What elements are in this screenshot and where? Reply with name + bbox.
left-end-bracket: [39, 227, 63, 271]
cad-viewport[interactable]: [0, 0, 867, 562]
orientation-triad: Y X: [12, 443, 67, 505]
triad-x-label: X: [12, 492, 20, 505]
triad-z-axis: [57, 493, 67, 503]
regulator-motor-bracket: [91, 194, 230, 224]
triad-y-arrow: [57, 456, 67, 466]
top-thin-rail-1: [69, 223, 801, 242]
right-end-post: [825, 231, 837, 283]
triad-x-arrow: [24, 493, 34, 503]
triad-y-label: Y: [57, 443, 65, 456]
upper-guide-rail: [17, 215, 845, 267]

• **What you are asked to do**
Reproduce everything from the start of the listing down to the line containing "triad-x-label: X: [12, 492, 20, 505]", inclusive, substituting "capture" for "screenshot" and leaving all else unchanged.

• **Result of this exercise**
What elements are in this capture and where? Reply with name + bbox.
left-end-bracket: [39, 227, 63, 271]
cad-viewport[interactable]: [0, 0, 867, 562]
orientation-triad: Y X: [12, 443, 67, 505]
triad-x-label: X: [12, 492, 20, 505]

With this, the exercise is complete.